» **EXCERPTED TEXT**
WorkOS outage shows why identity services need resilience beyond IAM

By NHI Mgmt Group Editorial TeamPublished 2025-10-23Domain: Breaches & IncidentsSource: WorkOS

TL;DR: Regional AWS failure and cascading third-party outages disrupted Sign-On, AuthKit, and related services, with some request failure rates reaching 100% and roughly 70% of requests failing at peak during the second incident window, according to WorkOS. The lesson is that identity availability now depends on multi-layer resiliency, not just authentication correctness.

At a glance

What this is: WorkOS describes a two-stage outage in which AWS regional failure and third-party dependency failures reduced identity service availability across several products.

Why it matters: IAM teams should treat identity platforms as availability-critical infrastructure, because outages in auth, directory, and admin paths can halt access even when existing sessions stay live.

By the numbers:

AuthKit was heavily impacted with a failure rate of 100%.
Approximately 70% of requests for these services failed during the peak of this period.

» **WRITTEN EXERCISE 1**
Return the entries word for word, beginning with their first line and going on through the line with "chart-title: M5 63.43", both ends included.
The entries are unrelated to the WorkOS outage article above.

» **MATERIAL SHOWN**
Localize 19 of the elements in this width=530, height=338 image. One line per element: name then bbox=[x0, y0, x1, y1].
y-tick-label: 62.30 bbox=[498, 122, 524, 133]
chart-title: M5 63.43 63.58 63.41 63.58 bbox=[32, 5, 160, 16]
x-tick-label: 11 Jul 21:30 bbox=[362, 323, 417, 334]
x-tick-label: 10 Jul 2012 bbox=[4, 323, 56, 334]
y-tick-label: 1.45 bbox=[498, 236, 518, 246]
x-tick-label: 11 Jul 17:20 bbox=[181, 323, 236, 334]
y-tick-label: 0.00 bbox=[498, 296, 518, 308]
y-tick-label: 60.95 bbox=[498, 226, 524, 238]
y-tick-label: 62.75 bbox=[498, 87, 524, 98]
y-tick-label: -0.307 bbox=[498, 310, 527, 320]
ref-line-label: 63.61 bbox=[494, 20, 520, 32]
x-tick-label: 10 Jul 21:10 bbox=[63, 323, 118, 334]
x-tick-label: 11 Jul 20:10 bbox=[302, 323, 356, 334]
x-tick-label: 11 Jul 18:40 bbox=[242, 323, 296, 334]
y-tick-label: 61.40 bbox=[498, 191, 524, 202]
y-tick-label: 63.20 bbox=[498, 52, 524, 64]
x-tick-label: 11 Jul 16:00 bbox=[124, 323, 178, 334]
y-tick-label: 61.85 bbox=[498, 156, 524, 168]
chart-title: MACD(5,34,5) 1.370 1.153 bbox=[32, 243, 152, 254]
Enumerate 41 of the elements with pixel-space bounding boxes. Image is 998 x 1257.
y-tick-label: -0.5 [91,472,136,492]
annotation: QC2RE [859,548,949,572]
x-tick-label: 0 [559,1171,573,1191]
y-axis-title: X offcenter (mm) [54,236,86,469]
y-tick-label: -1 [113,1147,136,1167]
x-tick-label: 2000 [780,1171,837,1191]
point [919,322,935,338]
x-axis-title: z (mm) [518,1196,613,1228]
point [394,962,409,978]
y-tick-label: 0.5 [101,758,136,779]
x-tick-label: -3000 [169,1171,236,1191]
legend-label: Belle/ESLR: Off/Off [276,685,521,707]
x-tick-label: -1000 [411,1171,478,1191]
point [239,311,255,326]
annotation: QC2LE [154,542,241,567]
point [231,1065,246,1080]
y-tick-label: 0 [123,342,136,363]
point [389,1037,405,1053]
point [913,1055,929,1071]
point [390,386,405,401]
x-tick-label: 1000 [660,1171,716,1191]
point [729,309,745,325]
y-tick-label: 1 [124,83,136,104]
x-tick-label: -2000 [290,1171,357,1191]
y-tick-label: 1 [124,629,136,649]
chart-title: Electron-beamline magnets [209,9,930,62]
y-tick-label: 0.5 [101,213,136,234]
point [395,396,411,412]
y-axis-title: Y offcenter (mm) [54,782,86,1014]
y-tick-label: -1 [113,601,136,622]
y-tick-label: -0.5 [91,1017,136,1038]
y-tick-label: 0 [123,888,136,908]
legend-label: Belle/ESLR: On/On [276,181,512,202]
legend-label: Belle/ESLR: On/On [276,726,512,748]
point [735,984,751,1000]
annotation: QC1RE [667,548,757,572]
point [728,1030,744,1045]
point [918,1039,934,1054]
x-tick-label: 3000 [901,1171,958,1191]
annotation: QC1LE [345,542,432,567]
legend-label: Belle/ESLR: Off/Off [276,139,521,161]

» **WRITTEN EXERCISE 2**
Resume the WorkOS outage article from the point where it stops.

» **EXPECTED OUTPUT 1**
Localize 19 of the elements in this width=530, height=338 image. One line per element: name then bbox=[x0, y0, x1, y1].
y-tick-label: 62.30 bbox=[498, 122, 524, 133]
chart-title: M5 63.43 63.58 63.41 63.58 bbox=[32, 5, 160, 16]

» **EXPECTED OUTPUT 2**
Single Sign-On was heavily impacted with a failure rate of 50%.

👉 Read WorkOS's incident analysis of the October 20 service disruption

Context

Identity services fail differently from ordinary application services because they sit on the path to every other control in the stack. When regional infrastructure, database credential retrieval, or feature-flag dependencies break, access workflows can stall even if the application itself is otherwise healthy. This incident is a reminder that IAM availability is a governance issue, not just an infrastructure one.

WorkOS’s post shows a familiar pattern for modern identity platforms: the first outage came from cloud-region disruption, while the second came from third-party dependency fragility and degraded observability. That combination matters to IAM, NHI, and platform teams because it exposes how much trust is placed in hidden control-plane dependencies that are rarely tested under failure.

The practical question is no longer whether authentication works in the happy path. It is whether identity products can continue to authenticate, degrade, and recover when regions, proxies, and upstream services fail at the same time. That is the availability model practitioners should be designing for.

Key questions

Q: What breaks when identity services depend on a single cloud region?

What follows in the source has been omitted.